▶ [WHAT YOU NEED TO DO]: Write out each record below exactly as it appears, with no pictures.

Data items:
— START —

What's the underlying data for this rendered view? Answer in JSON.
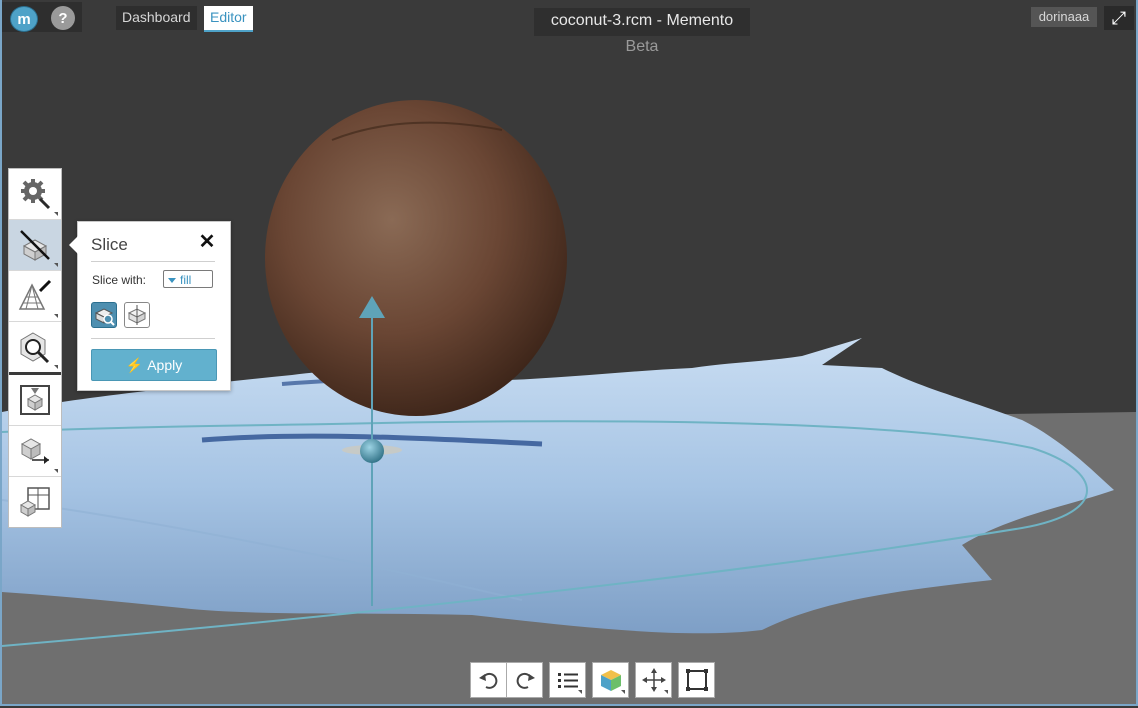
{
  "app": {
    "logo_glyph": "m",
    "help_glyph": "?",
    "nav": {
      "dashboard": "Dashboard",
      "editor": "Editor"
    },
    "document_title": "coconut-3.rcm - Memento",
    "beta_label": "Beta",
    "user": "dorinaaa",
    "expand_glyph": "⤢"
  },
  "toolbar": {
    "icons": [
      "settings-gear-icon",
      "slice-tool-icon",
      "mesh-paint-icon",
      "inspect-mesh-icon",
      "import-model-icon",
      "export-model-icon",
      "layout-icon"
    ]
  },
  "slice_panel": {
    "title": "Slice",
    "close_glyph": "✕",
    "slice_with_label": "Slice with:",
    "slice_with_value": "fill",
    "apply_label": "Apply",
    "apply_icon": "⚡"
  },
  "bottom_toolbar": {
    "icons": [
      "undo-icon",
      "redo-icon",
      "list-icon",
      "color-cube-icon",
      "move-axes-icon",
      "frame-selection-icon"
    ]
  },
  "colors": {
    "accent": "#4ea2c8",
    "viewport_bg": "#3a3a3a",
    "mesh": "#a9c8e8",
    "coconut": "#6b4a36",
    "gizmo": "#5fa3b8"
  }
}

— END —

▶ [THE OUTPUT]:
What's the underlying data for this rendered view? Answer in JSON.
{
  "app": {
    "logo_glyph": "m",
    "help_glyph": "?",
    "nav": {
      "dashboard": "Dashboard",
      "editor": "Editor"
    },
    "document_title": "coconut-3.rcm - Memento",
    "beta_label": "Beta",
    "user": "dorinaaa",
    "expand_glyph": "⤢"
  },
  "toolbar": {
    "icons": [
      "settings-gear-icon",
      "slice-tool-icon",
      "mesh-paint-icon",
      "inspect-mesh-icon",
      "import-model-icon",
      "export-model-icon",
      "layout-icon"
    ]
  },
  "slice_panel": {
    "title": "Slice",
    "close_glyph": "✕",
    "slice_with_label": "Slice with:",
    "slice_with_value": "fill",
    "apply_label": "Apply",
    "apply_icon": "⚡"
  },
  "bottom_toolbar": {
    "icons": [
      "undo-icon",
      "redo-icon",
      "list-icon",
      "color-cube-icon",
      "move-axes-icon",
      "frame-selection-icon"
    ]
  },
  "colors": {
    "accent": "#4ea2c8",
    "viewport_bg": "#3a3a3a",
    "mesh": "#a9c8e8",
    "coconut": "#6b4a36",
    "gizmo": "#5fa3b8"
  }
}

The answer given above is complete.